THE TASK: The exercise asks you to copy every line below in which "hour" appears.

Start

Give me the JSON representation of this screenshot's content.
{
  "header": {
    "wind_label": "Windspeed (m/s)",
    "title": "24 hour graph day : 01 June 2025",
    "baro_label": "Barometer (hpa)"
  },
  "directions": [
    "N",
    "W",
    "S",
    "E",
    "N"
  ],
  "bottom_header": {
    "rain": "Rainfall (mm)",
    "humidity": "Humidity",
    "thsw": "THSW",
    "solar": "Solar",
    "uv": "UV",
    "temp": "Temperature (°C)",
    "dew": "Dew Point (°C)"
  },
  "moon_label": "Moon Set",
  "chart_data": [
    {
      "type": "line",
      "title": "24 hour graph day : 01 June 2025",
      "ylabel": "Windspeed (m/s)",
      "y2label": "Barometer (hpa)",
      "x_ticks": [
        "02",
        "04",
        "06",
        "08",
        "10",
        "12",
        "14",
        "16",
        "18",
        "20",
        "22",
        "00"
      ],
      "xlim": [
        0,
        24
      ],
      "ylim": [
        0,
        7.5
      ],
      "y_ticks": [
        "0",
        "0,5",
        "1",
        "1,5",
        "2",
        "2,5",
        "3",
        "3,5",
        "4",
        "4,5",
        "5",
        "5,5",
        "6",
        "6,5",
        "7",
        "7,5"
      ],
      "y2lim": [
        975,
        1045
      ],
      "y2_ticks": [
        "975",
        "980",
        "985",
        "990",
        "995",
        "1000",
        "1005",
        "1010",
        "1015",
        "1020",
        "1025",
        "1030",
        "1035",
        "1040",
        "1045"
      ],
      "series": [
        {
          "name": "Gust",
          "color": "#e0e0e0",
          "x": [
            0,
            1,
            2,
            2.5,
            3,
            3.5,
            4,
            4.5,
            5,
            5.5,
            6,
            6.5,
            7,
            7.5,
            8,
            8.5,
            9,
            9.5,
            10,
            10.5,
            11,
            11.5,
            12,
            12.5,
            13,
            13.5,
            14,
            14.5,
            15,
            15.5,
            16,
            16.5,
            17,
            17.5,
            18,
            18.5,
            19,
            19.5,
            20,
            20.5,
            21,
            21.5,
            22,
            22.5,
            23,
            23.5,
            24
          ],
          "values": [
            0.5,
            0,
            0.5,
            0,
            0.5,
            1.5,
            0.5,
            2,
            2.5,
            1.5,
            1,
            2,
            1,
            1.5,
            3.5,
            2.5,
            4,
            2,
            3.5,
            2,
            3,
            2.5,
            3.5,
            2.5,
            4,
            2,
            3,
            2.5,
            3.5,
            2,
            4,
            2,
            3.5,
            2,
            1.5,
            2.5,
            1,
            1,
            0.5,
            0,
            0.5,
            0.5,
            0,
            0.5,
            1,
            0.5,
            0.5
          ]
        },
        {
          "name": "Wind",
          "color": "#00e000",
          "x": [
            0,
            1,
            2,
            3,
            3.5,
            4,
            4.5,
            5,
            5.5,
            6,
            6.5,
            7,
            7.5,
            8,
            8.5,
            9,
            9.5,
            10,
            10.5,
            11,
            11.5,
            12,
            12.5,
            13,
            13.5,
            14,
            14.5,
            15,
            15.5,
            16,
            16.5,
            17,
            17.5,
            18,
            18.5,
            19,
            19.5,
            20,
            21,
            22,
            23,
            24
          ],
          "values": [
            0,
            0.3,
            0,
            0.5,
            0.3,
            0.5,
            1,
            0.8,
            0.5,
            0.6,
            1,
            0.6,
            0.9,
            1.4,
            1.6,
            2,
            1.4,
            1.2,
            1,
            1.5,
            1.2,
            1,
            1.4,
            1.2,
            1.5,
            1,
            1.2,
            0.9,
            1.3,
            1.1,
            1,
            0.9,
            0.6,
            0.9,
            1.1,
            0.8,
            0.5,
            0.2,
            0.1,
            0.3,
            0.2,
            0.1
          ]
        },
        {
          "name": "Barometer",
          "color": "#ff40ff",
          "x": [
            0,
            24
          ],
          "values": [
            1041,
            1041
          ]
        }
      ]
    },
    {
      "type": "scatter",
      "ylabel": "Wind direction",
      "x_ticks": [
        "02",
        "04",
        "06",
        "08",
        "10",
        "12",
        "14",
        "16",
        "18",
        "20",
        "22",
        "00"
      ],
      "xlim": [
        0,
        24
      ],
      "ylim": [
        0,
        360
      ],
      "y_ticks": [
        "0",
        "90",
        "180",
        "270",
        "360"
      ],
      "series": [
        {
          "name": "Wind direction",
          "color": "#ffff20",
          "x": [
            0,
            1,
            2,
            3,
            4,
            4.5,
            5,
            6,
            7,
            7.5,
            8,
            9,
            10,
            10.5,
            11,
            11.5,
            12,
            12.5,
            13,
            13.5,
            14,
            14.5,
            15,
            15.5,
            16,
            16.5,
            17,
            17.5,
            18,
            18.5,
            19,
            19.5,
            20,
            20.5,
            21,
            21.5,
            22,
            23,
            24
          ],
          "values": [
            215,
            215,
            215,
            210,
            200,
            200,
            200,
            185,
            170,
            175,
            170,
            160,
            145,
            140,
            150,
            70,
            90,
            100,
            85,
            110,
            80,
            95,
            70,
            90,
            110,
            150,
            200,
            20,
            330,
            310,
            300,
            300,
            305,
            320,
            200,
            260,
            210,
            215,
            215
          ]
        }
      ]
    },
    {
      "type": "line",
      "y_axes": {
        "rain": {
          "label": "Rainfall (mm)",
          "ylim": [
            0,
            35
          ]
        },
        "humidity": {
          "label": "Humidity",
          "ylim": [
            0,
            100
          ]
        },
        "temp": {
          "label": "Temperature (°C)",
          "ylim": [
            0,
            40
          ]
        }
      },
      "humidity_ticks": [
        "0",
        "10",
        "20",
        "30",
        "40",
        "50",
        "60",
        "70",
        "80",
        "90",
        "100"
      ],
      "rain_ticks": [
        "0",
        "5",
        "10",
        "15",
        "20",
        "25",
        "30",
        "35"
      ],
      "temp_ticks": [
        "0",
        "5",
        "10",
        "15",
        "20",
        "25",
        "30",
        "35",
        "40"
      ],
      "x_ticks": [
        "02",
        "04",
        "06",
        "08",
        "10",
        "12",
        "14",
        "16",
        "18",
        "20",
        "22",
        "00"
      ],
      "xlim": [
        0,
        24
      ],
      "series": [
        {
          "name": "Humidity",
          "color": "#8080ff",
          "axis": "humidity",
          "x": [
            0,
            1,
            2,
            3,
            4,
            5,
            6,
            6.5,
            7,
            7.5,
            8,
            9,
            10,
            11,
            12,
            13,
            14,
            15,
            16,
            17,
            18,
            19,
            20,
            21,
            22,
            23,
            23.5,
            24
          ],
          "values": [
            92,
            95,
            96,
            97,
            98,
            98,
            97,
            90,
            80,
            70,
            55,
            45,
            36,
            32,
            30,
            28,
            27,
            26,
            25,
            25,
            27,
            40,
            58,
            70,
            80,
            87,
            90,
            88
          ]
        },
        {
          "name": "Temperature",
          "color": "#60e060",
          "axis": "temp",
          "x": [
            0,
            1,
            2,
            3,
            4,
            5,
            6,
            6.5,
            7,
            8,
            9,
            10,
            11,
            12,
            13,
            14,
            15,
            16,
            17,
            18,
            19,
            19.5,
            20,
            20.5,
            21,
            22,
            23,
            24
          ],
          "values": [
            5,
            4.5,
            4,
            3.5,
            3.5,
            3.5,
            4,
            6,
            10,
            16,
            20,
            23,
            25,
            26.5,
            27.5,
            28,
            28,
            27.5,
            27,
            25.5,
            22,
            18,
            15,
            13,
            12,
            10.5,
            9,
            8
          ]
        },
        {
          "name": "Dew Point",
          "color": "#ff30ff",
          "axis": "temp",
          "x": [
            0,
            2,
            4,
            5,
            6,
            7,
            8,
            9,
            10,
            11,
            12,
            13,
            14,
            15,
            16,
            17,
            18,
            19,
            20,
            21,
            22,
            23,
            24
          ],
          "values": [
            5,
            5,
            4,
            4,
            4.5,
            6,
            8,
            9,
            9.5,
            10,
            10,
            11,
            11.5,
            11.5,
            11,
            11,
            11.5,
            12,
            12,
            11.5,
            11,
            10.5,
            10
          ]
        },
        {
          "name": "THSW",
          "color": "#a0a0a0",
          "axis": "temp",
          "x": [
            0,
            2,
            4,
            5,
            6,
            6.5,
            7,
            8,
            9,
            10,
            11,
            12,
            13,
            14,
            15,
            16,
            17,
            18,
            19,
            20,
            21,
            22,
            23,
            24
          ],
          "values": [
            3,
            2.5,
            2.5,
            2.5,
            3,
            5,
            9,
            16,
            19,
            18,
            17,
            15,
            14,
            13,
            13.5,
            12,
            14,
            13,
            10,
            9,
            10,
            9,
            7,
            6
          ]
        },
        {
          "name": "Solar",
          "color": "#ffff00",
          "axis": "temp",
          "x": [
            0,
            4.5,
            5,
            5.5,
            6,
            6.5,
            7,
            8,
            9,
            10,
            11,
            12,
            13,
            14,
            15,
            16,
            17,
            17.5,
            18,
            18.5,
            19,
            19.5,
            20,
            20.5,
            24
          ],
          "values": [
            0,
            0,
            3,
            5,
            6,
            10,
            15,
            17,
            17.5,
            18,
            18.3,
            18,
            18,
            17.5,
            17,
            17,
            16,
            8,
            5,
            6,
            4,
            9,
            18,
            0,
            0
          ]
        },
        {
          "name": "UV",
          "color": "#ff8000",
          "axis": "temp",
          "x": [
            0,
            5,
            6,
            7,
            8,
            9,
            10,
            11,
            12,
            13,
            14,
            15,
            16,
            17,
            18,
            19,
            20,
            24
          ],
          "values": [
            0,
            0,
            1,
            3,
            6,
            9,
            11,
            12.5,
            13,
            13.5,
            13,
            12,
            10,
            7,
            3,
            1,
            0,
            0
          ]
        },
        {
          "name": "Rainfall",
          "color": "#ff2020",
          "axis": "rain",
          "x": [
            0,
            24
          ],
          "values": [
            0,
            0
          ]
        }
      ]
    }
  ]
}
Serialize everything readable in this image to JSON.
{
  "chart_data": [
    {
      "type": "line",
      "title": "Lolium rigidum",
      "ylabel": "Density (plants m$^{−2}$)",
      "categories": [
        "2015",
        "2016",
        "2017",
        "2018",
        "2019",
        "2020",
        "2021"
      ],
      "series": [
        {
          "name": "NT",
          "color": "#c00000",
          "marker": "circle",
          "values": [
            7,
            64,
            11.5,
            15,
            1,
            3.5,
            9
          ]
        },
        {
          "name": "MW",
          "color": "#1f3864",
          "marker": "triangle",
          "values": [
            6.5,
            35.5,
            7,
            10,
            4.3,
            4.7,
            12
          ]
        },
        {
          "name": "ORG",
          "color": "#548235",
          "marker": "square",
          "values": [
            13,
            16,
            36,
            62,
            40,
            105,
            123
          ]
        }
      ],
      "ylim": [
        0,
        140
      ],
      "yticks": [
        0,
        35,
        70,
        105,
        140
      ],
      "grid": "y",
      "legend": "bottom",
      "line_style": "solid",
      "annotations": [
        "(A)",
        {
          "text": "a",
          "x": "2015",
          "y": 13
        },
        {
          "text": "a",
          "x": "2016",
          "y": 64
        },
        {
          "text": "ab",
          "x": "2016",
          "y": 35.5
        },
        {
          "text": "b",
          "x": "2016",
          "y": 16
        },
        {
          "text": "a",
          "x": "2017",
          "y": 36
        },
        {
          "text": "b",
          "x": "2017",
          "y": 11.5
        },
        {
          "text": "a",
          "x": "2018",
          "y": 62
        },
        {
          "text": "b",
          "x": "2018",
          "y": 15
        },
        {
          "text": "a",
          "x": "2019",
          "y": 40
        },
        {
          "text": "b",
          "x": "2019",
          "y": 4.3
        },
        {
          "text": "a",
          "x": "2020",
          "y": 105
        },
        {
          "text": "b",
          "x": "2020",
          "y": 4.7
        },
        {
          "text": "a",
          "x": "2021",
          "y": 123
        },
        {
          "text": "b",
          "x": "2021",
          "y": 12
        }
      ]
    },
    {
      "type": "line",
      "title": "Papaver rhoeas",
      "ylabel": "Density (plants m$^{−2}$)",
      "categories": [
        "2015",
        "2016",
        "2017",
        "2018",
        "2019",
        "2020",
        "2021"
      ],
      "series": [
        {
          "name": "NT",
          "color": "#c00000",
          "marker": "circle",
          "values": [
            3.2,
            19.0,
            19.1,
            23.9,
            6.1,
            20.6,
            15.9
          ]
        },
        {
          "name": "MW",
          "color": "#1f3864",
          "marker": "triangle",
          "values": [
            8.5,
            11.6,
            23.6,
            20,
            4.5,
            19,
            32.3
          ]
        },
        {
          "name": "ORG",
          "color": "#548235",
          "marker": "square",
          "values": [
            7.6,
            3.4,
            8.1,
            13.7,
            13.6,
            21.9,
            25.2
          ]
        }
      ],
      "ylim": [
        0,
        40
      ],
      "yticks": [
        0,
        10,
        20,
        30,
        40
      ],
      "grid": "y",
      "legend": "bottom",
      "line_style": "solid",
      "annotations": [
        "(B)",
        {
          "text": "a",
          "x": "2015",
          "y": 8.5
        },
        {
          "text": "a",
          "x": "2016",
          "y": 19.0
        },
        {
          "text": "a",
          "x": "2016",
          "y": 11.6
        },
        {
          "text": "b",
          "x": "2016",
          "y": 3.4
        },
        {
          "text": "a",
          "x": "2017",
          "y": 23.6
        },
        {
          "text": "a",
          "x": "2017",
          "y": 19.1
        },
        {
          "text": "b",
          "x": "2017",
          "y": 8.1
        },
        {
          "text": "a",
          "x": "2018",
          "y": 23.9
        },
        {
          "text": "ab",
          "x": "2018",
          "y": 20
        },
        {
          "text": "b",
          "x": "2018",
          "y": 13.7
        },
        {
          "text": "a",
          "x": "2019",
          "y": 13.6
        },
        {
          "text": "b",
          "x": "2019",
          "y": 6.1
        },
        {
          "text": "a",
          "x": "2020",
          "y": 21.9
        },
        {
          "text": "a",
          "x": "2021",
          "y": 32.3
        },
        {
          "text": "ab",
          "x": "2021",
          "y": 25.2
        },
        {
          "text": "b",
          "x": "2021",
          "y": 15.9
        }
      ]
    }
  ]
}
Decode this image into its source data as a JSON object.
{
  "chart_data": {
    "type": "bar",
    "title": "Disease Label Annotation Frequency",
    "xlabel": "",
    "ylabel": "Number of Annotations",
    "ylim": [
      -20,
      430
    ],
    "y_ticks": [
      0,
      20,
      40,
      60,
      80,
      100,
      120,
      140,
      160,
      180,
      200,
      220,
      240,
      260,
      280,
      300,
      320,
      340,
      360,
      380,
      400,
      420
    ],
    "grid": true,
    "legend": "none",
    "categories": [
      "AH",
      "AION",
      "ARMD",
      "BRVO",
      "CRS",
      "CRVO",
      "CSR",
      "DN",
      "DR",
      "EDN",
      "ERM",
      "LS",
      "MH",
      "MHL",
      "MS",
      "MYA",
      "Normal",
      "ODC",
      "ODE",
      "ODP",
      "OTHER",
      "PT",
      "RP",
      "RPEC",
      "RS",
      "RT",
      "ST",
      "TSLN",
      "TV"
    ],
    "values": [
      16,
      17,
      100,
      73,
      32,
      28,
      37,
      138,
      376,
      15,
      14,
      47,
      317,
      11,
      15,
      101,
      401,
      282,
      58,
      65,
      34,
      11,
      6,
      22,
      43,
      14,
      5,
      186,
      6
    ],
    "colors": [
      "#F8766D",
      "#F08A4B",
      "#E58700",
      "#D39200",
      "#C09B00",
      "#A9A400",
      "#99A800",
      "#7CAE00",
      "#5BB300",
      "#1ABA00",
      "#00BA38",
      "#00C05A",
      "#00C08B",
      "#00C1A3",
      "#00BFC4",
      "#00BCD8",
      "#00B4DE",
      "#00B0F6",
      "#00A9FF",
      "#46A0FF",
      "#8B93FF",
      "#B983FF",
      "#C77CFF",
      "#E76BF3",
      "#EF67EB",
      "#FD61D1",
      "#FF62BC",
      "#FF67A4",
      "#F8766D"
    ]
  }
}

End

OUTPUT FOR THIS EXERCISE:
    "title": "24 hour graph day : 01 June 2025",
      "title": "24 hour graph day : 01 June 2025",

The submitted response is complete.